**WHAT NEEDS TO BE DONE:**
Images should be left out, and everything else in the listing reproduced exactly.

-- Begin DATA EXTRACT --

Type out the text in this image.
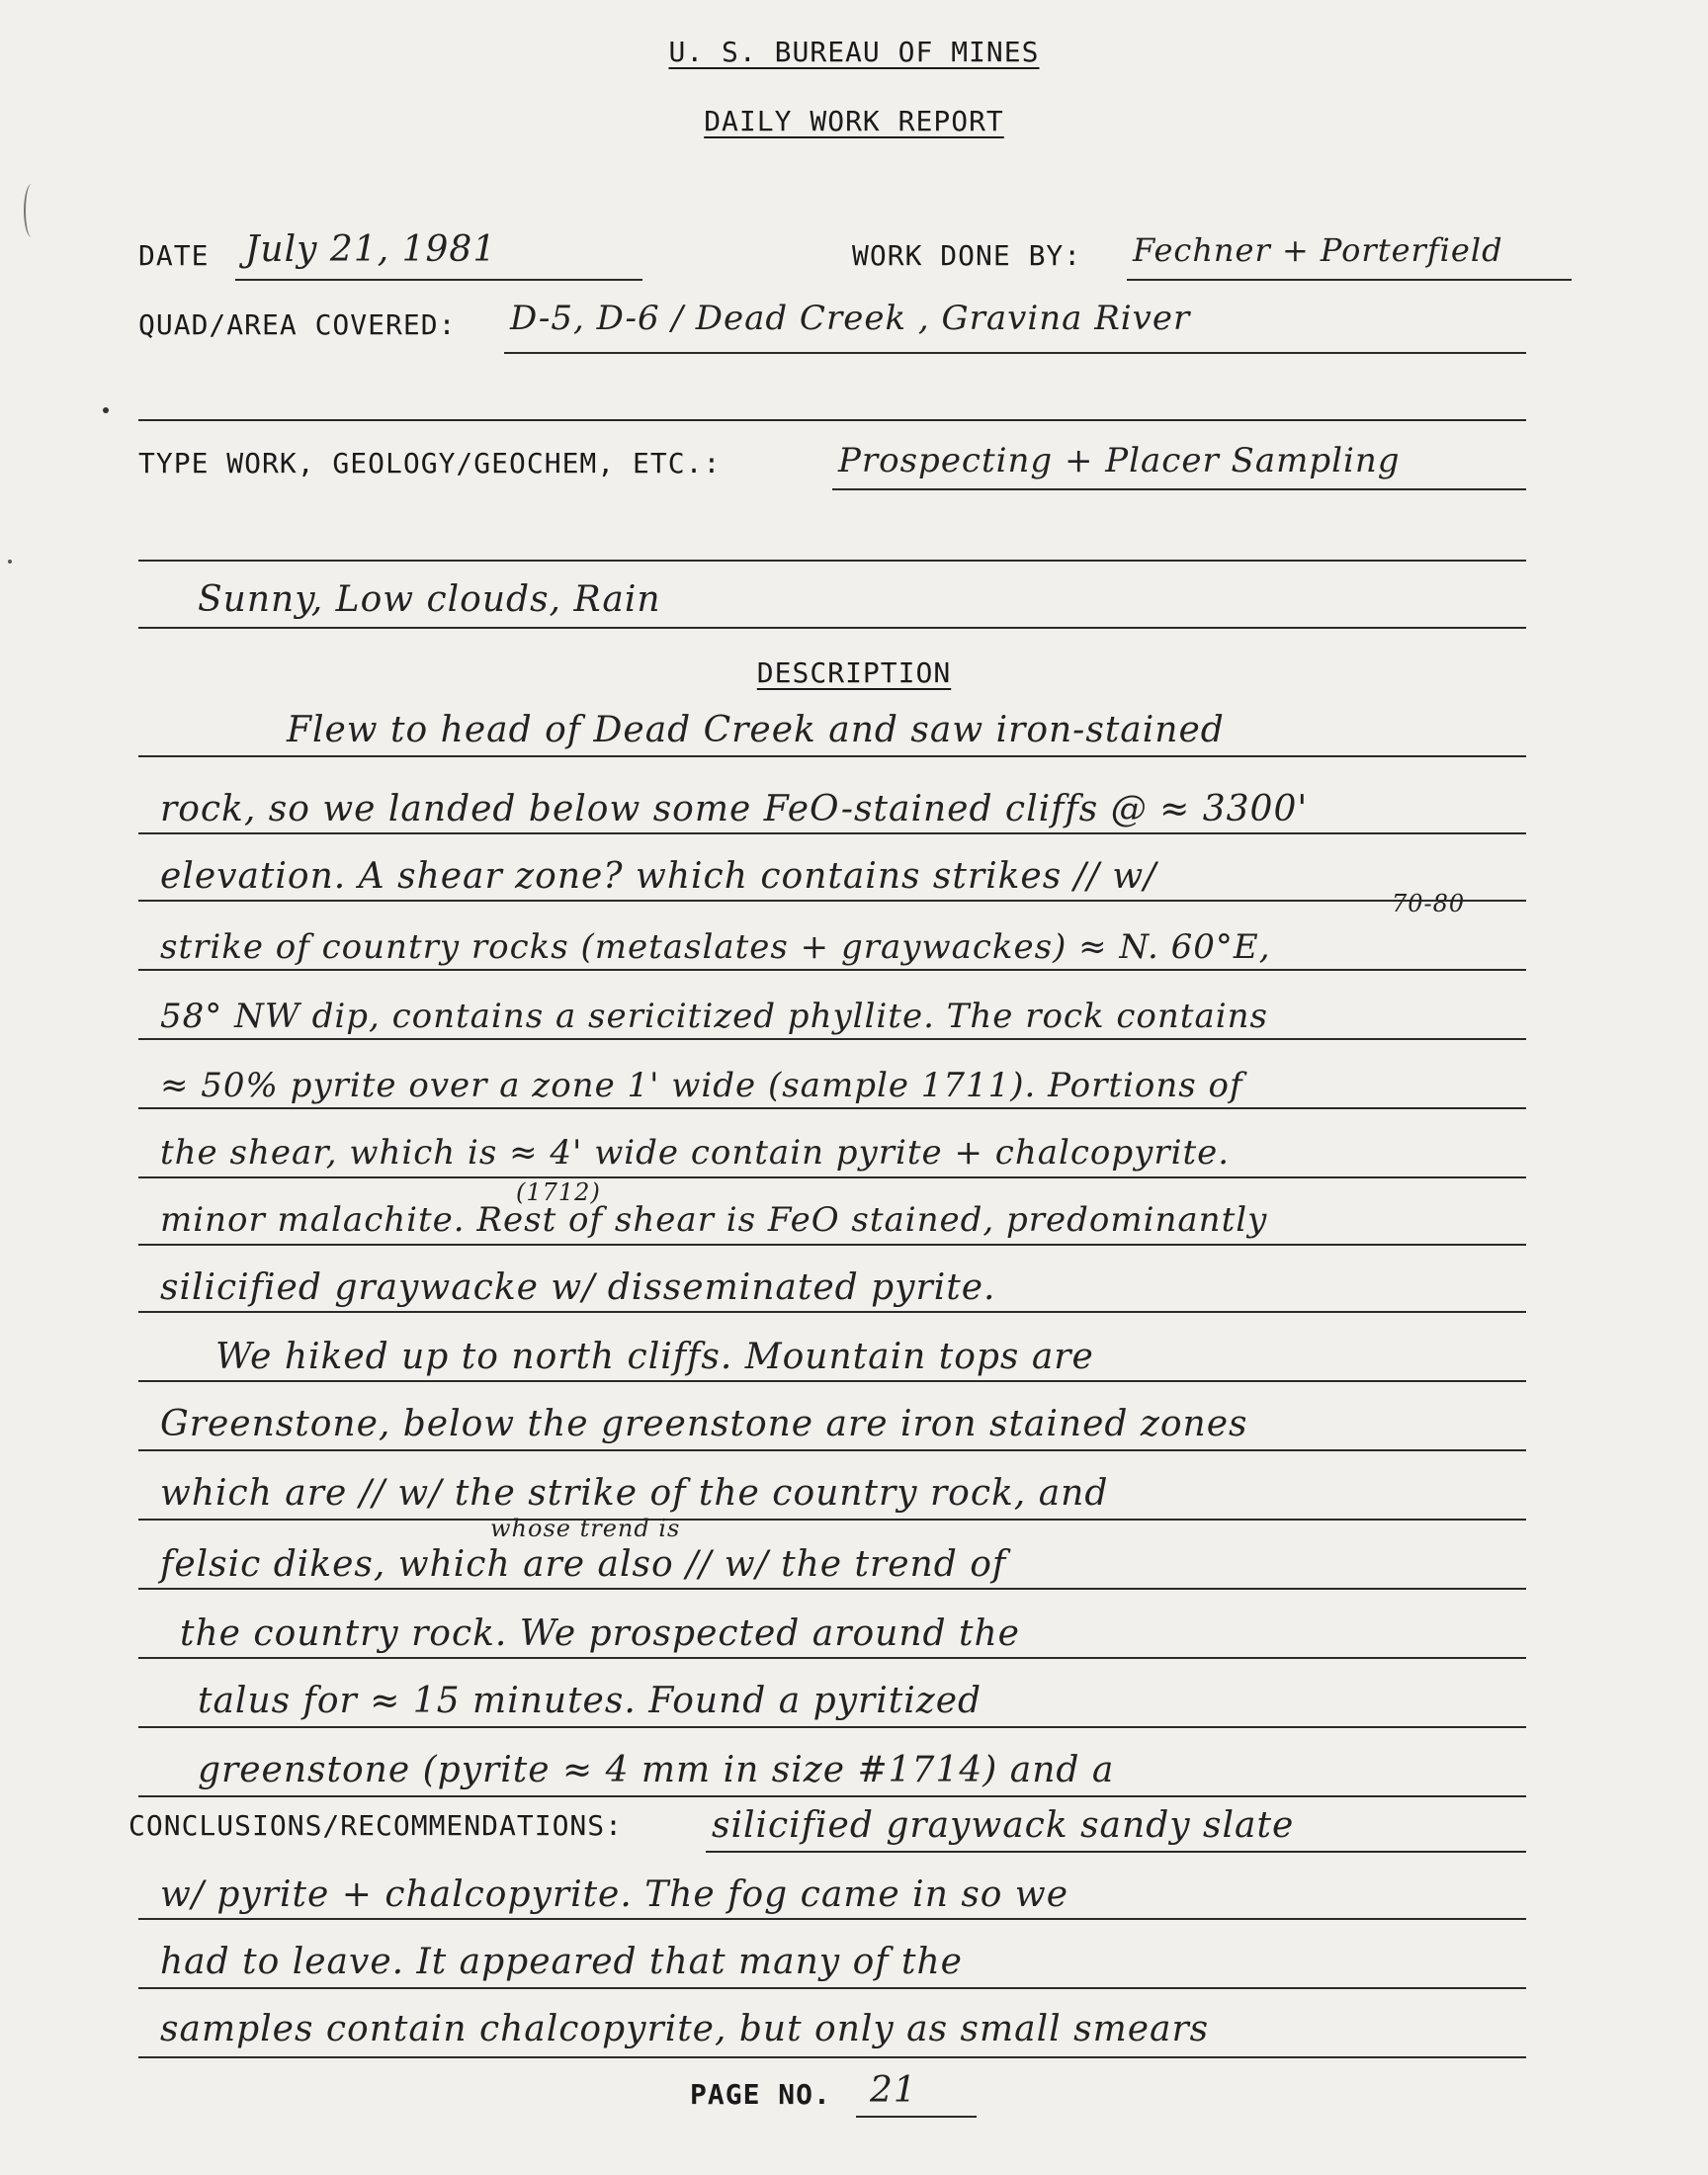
U. S. BUREAU OF MINES
DAILY WORK REPORT
DATE July 21, 1981	WORK DONE BY: Fechner + Porterfield
QUAD/AREA COVERED: D-5, D-6 / Dead Creek , Gravina River
TYPE WORK, GEOLOGY/GEOCHEM, ETC.:	Prospecting + Placer Sampling
Sunny, Low clouds, Rain
DESCRIPTION
Flew to head of Dead Creek and saw iron-stained
rock, so we landed below some FeO-stained cliffs @ ≈ 3300'
elevation. A shear zone? which contains strikes // w/
70-80
strike of country rocks (metaslates + graywackes) ≈ N. 60°E,
58° NW dip, contains a sericitized phyllite. The rock contains
≈ 50% pyrite over a zone 1' wide (sample 1711). Portions of
the shear, which is ≈ 4' wide contain pyrite + chalcopyrite.
(1712)
minor malachite. Rest of shear is FeO stained, predominantly
silicified graywacke w/ disseminated pyrite.
We hiked up to north cliffs. Mountain tops are
Greenstone, below the greenstone are iron stained zones
which are // w/ the strike of the country rock, and
whose trend is
felsic dikes, which are also // w/ the trend of
the country rock. We prospected around the
talus for ≈ 15 minutes. Found a pyritized
greenstone (pyrite ≈ 4 mm in size #1714) and a
CONCLUSIONS/RECOMMENDATIONS: silicified graywack sandy slate
w/ pyrite + chalcopyrite. The fog came in so we
had to leave. It appeared that many of the
samples contain chalcopyrite, but only as small smears
PAGE NO. 21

-- End DATA EXTRACT --

**ANSWER TO THE EXERCISE:**
Type out the text in this image.
U. S. BUREAU OF MINES
DAILY WORK REPORT
DATE July 21, 1981	WORK DONE BY: Fechner + Porterfield
QUAD/AREA COVERED: D-5, D-6 / Dead Creek , Gravina River
TYPE WORK, GEOLOGY/GEOCHEM, ETC.:	Prospecting + Placer Sampling
Sunny, Low clouds, Rain
DESCRIPTION
Flew to head of Dead Creek and saw iron-stained
rock, so we landed below some FeO-stained cliffs @ ≈ 3300'
elevation. A shear zone? which contains strikes // w/
70-80
strike of country rocks (metaslates + graywackes) ≈ N. 60°E,
58° NW dip, contains a sericitized phyllite. The rock contains
≈ 50% pyrite over a zone 1' wide (sample 1711). Portions of
the shear, which is ≈ 4' wide contain pyrite + chalcopyrite.
(1712)
minor malachite. Rest of shear is FeO stained, predominantly
silicified graywacke w/ disseminated pyrite.
We hiked up to north cliffs. Mountain tops are
Greenstone, below the greenstone are iron stained zones
which are // w/ the strike of the country rock, and
whose trend is
felsic dikes, which are also // w/ the trend of
the country rock. We prospected around the
talus for ≈ 15 minutes. Found a pyritized
greenstone (pyrite ≈ 4 mm in size #1714) and a
CONCLUSIONS/RECOMMENDATIONS: silicified graywack sandy slate
w/ pyrite + chalcopyrite. The fog came in so we
had to leave. It appeared that many of the
samples contain chalcopyrite, but only as small smears
PAGE NO. 21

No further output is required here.